== Given records ==

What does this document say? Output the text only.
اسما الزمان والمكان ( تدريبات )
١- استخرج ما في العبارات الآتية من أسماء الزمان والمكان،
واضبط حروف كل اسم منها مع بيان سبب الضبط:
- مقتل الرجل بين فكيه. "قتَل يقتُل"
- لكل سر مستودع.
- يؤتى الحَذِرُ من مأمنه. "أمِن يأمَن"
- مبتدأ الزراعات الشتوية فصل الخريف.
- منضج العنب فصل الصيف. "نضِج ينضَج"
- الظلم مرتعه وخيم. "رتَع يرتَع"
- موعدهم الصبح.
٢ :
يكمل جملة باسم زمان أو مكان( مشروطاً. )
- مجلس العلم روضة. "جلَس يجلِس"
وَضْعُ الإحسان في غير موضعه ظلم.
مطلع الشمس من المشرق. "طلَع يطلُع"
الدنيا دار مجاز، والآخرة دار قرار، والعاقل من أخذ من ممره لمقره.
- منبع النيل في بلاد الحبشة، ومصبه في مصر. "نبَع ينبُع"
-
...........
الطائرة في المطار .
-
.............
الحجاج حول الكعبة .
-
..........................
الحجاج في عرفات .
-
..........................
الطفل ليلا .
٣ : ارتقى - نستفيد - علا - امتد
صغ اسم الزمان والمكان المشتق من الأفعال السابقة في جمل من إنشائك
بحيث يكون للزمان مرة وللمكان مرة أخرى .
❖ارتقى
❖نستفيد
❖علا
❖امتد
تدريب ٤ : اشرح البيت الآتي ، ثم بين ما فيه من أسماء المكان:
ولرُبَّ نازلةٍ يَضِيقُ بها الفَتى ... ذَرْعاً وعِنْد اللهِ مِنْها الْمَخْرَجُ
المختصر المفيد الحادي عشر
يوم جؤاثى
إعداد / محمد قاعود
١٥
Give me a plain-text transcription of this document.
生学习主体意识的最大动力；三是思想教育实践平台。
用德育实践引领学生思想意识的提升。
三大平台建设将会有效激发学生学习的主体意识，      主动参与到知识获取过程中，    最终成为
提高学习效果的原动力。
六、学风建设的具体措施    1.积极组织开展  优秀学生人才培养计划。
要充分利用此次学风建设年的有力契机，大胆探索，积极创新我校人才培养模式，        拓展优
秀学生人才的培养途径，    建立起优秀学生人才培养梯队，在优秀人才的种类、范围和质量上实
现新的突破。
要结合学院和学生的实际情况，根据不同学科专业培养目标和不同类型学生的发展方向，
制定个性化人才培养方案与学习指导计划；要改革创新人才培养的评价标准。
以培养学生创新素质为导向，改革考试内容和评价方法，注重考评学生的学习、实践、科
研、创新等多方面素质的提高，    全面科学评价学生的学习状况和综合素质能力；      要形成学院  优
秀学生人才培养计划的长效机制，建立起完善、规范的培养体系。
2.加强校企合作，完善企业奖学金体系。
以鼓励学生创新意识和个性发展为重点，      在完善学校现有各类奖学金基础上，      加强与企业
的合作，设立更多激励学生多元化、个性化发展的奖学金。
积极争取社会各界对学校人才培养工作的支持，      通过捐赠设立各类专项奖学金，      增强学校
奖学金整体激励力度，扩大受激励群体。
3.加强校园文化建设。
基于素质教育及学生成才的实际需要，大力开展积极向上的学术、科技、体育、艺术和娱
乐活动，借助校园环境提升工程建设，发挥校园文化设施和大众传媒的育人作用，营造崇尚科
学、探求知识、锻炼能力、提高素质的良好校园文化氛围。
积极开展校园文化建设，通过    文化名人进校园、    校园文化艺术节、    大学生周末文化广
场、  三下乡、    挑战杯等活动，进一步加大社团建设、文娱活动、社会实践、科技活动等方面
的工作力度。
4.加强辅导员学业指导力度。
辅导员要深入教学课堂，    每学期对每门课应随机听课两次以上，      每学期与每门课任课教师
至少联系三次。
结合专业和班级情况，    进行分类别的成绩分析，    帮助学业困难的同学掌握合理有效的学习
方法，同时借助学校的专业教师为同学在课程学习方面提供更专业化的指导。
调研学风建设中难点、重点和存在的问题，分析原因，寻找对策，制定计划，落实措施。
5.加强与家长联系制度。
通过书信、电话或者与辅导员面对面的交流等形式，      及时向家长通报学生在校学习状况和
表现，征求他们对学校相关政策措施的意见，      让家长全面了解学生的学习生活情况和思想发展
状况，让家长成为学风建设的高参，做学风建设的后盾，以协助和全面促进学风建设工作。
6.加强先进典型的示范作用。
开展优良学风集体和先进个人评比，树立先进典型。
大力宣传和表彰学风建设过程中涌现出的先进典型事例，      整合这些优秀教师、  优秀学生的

===

Goal of the exercise
Report how many lines of the data contain the word "الزمان", using the number alone.

Correct output
3